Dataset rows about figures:
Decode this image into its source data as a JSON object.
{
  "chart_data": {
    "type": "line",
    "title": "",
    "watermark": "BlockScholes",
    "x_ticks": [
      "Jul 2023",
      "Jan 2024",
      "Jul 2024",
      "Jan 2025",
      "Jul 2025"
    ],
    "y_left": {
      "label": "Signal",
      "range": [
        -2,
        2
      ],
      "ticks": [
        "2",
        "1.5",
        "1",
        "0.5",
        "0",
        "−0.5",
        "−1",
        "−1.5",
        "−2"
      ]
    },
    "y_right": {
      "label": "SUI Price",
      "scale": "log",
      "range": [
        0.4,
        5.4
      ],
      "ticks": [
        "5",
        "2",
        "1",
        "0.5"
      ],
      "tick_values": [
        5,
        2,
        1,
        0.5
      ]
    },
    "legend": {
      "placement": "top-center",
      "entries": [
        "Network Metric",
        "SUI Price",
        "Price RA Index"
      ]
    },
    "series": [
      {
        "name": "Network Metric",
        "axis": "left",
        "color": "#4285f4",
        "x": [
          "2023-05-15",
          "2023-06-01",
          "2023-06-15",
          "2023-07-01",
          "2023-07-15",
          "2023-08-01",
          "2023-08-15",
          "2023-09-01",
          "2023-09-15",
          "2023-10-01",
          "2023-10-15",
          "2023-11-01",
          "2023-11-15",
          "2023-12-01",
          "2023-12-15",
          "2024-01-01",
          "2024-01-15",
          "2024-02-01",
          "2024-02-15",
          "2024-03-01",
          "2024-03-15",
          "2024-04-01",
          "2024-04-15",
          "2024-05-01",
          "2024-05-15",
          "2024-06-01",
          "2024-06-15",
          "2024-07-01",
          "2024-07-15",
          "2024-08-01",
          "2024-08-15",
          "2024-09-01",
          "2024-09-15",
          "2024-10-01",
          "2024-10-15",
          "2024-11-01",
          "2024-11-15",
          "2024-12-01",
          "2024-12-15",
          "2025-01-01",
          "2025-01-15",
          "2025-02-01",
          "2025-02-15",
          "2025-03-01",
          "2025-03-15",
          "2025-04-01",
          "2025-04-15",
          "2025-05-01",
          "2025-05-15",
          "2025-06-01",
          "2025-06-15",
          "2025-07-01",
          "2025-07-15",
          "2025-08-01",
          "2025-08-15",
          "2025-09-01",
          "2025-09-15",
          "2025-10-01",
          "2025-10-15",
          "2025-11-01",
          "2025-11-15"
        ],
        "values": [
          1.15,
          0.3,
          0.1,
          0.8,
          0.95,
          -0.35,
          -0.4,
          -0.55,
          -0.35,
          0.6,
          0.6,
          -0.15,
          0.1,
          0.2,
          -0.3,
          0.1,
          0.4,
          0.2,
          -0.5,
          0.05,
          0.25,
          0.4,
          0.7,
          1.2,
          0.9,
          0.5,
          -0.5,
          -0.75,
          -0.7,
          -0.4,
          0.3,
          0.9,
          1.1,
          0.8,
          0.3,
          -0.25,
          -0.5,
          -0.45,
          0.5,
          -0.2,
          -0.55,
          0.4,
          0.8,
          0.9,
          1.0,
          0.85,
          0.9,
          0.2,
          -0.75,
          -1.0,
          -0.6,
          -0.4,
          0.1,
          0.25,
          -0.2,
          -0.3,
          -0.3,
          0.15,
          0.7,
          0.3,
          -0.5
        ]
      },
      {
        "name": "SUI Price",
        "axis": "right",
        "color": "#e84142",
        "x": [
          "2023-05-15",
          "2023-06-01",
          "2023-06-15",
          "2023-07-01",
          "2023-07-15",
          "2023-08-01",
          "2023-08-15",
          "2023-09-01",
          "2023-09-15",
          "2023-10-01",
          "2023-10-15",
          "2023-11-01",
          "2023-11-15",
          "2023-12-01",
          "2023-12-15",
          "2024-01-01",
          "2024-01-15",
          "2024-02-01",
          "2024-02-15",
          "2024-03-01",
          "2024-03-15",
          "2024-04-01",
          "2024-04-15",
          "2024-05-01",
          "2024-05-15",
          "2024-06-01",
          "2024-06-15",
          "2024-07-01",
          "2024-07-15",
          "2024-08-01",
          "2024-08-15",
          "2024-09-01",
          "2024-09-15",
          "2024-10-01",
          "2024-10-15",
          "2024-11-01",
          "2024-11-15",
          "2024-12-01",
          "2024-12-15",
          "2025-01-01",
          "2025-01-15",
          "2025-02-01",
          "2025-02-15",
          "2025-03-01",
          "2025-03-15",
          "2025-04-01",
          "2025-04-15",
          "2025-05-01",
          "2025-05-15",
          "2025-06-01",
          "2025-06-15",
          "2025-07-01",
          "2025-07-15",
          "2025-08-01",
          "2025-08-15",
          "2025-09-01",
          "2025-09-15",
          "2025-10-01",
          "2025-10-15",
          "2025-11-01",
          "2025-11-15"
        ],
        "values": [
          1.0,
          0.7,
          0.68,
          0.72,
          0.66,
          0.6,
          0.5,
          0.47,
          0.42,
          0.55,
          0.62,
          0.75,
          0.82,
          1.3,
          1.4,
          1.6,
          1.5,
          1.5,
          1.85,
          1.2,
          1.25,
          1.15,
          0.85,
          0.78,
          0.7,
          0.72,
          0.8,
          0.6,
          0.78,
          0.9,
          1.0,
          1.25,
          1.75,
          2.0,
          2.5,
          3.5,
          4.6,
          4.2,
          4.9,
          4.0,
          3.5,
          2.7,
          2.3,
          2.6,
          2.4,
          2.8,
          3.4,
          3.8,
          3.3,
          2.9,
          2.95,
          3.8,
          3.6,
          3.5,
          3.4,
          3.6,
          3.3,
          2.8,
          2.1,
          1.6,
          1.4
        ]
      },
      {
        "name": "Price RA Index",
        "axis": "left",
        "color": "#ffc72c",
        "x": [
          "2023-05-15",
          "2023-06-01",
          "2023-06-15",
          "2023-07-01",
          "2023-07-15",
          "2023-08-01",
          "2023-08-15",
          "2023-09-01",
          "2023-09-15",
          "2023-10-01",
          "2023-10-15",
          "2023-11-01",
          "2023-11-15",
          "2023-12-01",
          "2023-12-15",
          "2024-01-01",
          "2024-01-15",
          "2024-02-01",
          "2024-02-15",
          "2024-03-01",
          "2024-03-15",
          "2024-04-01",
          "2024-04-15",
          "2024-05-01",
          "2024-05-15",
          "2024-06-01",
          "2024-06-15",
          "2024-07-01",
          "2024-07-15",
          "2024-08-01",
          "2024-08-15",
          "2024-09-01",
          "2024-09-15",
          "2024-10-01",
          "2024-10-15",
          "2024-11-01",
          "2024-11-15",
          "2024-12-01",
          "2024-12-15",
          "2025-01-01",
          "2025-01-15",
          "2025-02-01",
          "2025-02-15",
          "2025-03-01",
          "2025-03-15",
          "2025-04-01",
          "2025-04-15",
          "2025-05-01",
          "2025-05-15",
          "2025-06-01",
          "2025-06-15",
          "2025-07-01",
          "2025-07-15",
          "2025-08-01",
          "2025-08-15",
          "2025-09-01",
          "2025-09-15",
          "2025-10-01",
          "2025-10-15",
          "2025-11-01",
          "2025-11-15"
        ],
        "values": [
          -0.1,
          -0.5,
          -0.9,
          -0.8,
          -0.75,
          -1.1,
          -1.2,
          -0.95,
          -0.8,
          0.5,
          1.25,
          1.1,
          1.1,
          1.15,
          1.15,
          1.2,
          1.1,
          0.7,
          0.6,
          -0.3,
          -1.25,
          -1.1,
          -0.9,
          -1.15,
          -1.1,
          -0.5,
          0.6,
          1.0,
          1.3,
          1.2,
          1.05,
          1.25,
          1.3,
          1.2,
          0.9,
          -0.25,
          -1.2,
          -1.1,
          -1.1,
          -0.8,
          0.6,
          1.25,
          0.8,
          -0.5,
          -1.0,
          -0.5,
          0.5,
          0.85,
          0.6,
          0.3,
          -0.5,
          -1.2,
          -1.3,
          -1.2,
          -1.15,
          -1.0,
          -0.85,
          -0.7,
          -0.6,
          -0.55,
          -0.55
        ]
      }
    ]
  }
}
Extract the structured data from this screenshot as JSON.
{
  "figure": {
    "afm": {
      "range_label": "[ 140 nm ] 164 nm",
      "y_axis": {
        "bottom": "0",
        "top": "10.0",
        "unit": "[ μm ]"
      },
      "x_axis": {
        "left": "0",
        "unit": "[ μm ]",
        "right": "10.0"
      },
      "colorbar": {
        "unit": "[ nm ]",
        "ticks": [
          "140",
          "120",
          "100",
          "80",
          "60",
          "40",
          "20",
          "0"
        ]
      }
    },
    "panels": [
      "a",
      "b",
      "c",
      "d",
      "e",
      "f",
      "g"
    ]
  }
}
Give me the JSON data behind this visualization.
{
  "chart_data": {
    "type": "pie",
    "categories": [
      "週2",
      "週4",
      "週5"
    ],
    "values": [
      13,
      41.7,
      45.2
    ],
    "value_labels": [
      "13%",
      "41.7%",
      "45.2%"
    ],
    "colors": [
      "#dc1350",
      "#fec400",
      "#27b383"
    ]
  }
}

### Problem details:
Only the lines from the one with "Give me the" through the end of the material are wanted; copy them exactly, both ends included.

### Exercise answer:
Give me the JSON data behind this visualization.
{
  "chart_data": {
    "type": "pie",
    "categories": [
      "週2",
      "週4",
      "週5"
    ],
    "values": [
      13,
      41.7,
      45.2
    ],
    "value_labels": [
      "13%",
      "41.7%",
      "45.2%"
    ],
    "colors": [
      "#dc1350",
      "#fec400",
      "#27b383"
    ]
  }
}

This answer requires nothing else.